REQUIRED TASK. From the listing below, copy every line with the word "species".
• • •
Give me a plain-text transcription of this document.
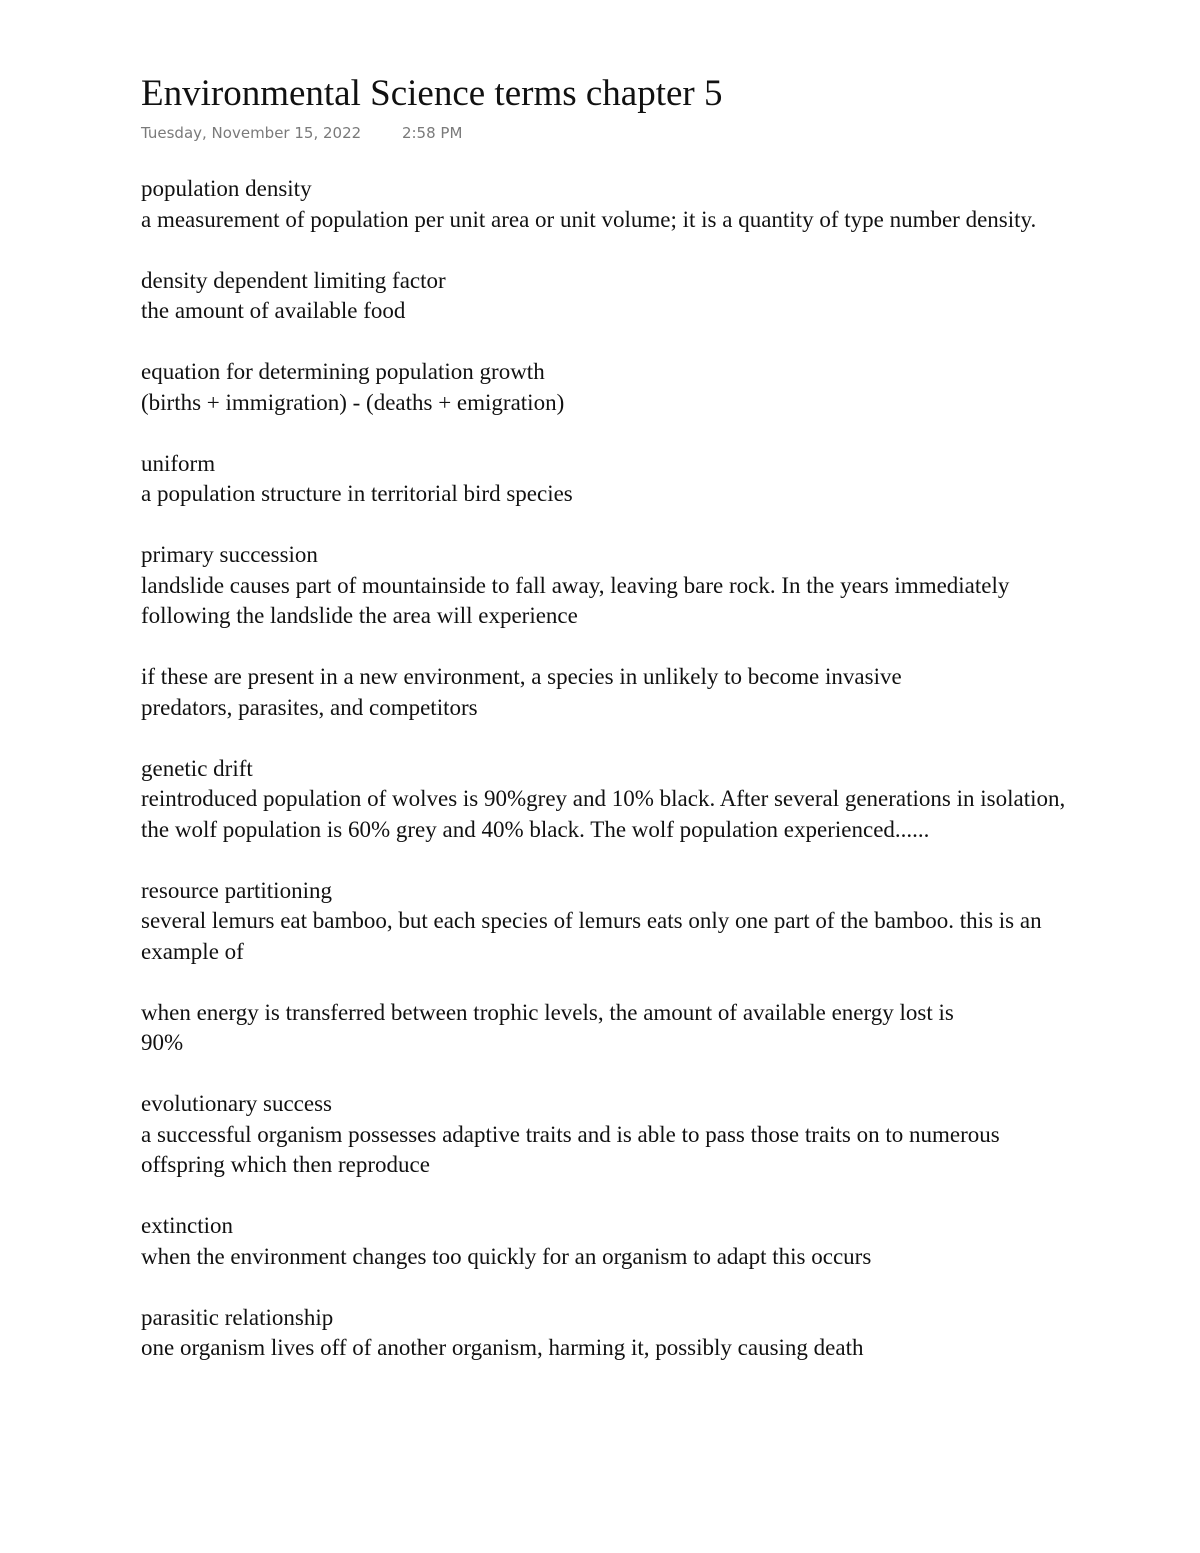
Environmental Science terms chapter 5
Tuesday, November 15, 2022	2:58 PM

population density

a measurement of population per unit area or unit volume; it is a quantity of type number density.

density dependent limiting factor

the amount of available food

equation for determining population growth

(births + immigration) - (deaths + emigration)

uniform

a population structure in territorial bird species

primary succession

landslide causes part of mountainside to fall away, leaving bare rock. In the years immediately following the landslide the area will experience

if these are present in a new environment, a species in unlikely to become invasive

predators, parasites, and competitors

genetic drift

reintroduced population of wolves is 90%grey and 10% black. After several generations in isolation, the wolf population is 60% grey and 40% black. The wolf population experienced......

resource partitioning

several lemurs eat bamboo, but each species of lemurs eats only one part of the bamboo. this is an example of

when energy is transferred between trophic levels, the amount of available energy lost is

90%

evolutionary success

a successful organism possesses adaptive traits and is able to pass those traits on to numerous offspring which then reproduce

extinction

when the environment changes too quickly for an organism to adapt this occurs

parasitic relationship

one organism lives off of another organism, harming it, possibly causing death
• • •
EXERCISE ANSWER.
a population structure in territorial bird species
if these are present in a new environment, a species in unlikely to become invasive
several lemurs eat bamboo, but each species of lemurs eats only one part of the bamboo. this is an example of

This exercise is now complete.